- [Job] Quote every line of the material beneath this one.

- [Given records]
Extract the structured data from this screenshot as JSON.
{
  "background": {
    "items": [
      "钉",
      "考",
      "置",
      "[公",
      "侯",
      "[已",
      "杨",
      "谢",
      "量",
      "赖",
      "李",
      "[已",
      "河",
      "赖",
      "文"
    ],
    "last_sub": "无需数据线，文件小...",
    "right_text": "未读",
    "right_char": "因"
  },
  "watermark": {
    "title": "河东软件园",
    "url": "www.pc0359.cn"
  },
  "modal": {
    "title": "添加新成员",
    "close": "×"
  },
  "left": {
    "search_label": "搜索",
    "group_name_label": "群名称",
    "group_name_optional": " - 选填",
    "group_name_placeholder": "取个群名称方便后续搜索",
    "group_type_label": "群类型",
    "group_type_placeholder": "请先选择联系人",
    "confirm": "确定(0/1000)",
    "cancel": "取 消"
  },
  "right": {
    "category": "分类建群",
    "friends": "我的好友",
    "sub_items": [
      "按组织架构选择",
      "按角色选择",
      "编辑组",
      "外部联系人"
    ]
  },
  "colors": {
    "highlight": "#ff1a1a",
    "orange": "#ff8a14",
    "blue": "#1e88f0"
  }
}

- [Response for this exercise]
Extract the structured data from this screenshot as JSON.
{
  "background": {
    "items": [
      "钉",
      "考",
      "置",
      "[公",
      "侯",
      "[已",
      "杨",
      "谢",
      "量",
      "赖",
      "李",
      "[已",
      "河",
      "赖",
      "文"
    ],
    "last_sub": "无需数据线，文件小...",
    "right_text": "未读",
    "right_char": "因"
  },
  "watermark": {
    "title": "河东软件园",
    "url": "www.pc0359.cn"
  },
  "modal": {
    "title": "添加新成员",
    "close": "×"
  },
  "left": {
    "search_label": "搜索",
    "group_name_label": "群名称",
    "group_name_optional": " - 选填",
    "group_name_placeholder": "取个群名称方便后续搜索",
    "group_type_label": "群类型",
    "group_type_placeholder": "请先选择联系人",
    "confirm": "确定(0/1000)",
    "cancel": "取 消"
  },
  "right": {
    "category": "分类建群",
    "friends": "我的好友",
    "sub_items": [
      "按组织架构选择",
      "按角色选择",
      "编辑组",
      "外部联系人"
    ]
  },
  "colors": {
    "highlight": "#ff1a1a",
    "orange": "#ff8a14",
    "blue": "#1e88f0"
  }
}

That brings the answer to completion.